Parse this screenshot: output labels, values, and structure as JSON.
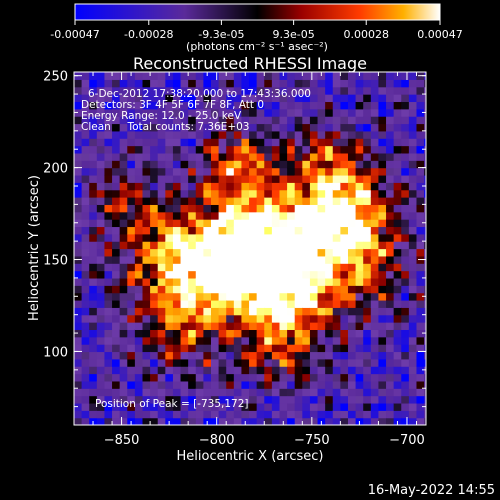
{
  "colorbar": {
    "tick_labels": [
      "-0.00047",
      "-0.00028",
      "-9.3e-05",
      "9.3e-05",
      "0.00028",
      "0.00047"
    ],
    "tick_values": [
      -0.00047,
      -0.00028,
      -9.3e-05,
      9.3e-05,
      0.00028,
      0.00047
    ],
    "range": [
      -0.00047,
      0.00047
    ],
    "units": "(photons cm⁻² s⁻¹ asec⁻²)"
  },
  "chart_data": {
    "type": "heatmap",
    "title": "Reconstructed RHESSI Image",
    "xlabel": "Heliocentric X (arcsec)",
    "ylabel": "Heliocentric Y (arcsec)",
    "xlim": [
      -875,
      -690
    ],
    "ylim": [
      60,
      252
    ],
    "x_ticks": [
      -850,
      -800,
      -750,
      -700
    ],
    "y_ticks": [
      100,
      150,
      200,
      250
    ],
    "x_tick_labels": [
      "−850",
      "−800",
      "−750",
      "−700"
    ],
    "y_tick_labels": [
      "100",
      "150",
      "200",
      "250"
    ],
    "colormap": [
      "#0000ff",
      "#5a2a9a",
      "#000000",
      "#8b0000",
      "#ff3b00",
      "#ffa500",
      "#ffff66",
      "#ffffff"
    ],
    "peak": [
      -735,
      172
    ],
    "annotations": [
      "6-Dec-2012 17:38:20.000 to 17:43:36.000",
      "Detectors: 3F 4F 5F 6F 7F 8F, Att 0",
      "Energy Range: 12.0 - 25.0 keV",
      "Clean     Total counts: 7.36E+03"
    ],
    "peak_label": "Position of Peak = [-735,172]"
  },
  "timestamp": "16-May-2022 14:55"
}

EXERCISE BRIEF ▸ The word "arcsec" appears in how many lines of the data? Answer with only the number.

FINAL RESULT ▸ 2